WHAT TO WORK ON – Pictures appear in the records below; write out everything else exactly.

[Part of a data file]
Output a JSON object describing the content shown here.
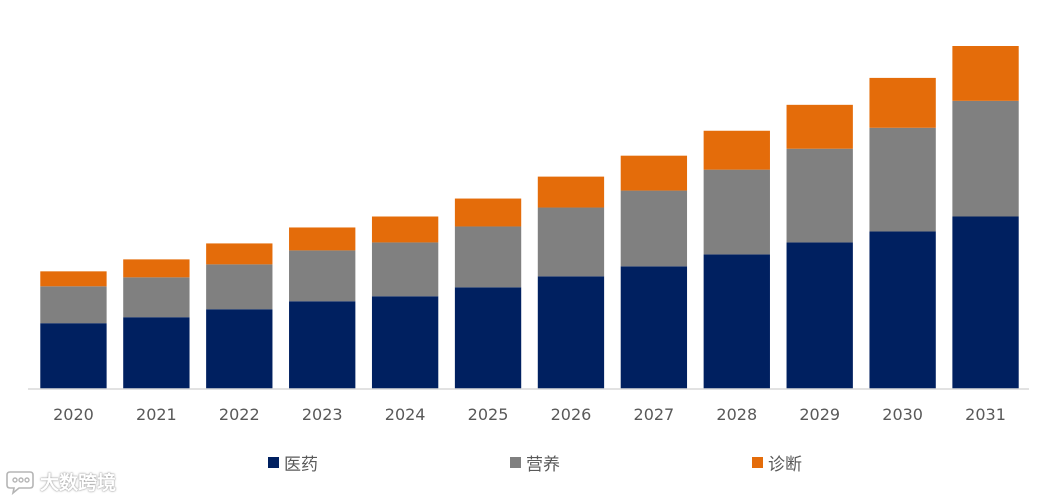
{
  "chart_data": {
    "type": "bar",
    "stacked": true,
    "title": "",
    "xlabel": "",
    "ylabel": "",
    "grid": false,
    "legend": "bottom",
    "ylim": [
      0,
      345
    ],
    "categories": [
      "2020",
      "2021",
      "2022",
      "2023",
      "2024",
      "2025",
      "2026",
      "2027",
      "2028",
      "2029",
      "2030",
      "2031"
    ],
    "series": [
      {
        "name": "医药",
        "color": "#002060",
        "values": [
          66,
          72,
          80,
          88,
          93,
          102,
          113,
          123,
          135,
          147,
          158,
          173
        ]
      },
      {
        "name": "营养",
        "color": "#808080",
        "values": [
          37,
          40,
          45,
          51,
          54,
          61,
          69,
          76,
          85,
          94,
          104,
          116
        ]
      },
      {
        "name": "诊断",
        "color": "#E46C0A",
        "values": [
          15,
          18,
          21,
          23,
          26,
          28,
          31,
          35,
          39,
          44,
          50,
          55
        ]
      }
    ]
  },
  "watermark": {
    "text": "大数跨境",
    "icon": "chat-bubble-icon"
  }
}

TASK OUTPUT –
Output a JSON object describing the content shown here.
{
  "chart_data": {
    "type": "bar",
    "stacked": true,
    "title": "",
    "xlabel": "",
    "ylabel": "",
    "grid": false,
    "legend": "bottom",
    "ylim": [
      0,
      345
    ],
    "categories": [
      "2020",
      "2021",
      "2022",
      "2023",
      "2024",
      "2025",
      "2026",
      "2027",
      "2028",
      "2029",
      "2030",
      "2031"
    ],
    "series": [
      {
        "name": "医药",
        "color": "#002060",
        "values": [
          66,
          72,
          80,
          88,
          93,
          102,
          113,
          123,
          135,
          147,
          158,
          173
        ]
      },
      {
        "name": "营养",
        "color": "#808080",
        "values": [
          37,
          40,
          45,
          51,
          54,
          61,
          69,
          76,
          85,
          94,
          104,
          116
        ]
      },
      {
        "name": "诊断",
        "color": "#E46C0A",
        "values": [
          15,
          18,
          21,
          23,
          26,
          28,
          31,
          35,
          39,
          44,
          50,
          55
        ]
      }
    ]
  },
  "watermark": {
    "text": "大数跨境",
    "icon": "chat-bubble-icon"
  }
}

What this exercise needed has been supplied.